> **TASK BRIEF**
Identify the lines holding "CANDIDATES" and copy them.

> **GIVEN DATA**
-- start --
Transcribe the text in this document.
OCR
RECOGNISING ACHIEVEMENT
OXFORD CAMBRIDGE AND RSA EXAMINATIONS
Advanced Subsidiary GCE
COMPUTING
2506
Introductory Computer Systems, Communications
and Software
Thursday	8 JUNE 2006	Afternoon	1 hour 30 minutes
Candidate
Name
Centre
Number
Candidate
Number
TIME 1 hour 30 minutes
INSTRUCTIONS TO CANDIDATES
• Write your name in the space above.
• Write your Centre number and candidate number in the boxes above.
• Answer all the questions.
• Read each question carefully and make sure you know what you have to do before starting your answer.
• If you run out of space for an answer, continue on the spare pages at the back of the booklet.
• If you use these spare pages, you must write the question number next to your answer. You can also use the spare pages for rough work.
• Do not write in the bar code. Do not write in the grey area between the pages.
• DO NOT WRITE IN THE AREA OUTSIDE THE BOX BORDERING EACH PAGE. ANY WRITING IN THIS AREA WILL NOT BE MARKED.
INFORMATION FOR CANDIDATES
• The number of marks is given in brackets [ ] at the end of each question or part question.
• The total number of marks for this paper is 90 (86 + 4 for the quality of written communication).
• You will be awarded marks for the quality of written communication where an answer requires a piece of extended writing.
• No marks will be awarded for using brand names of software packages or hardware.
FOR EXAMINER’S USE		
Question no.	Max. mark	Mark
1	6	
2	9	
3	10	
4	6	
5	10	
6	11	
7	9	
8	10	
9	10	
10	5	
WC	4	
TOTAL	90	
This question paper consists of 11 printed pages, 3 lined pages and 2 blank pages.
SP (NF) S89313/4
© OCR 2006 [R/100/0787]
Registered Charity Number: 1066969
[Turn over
-- end --
> **WRITTEN REPLY**
INSTRUCTIONS TO CANDIDATES
INFORMATION FOR CANDIDATES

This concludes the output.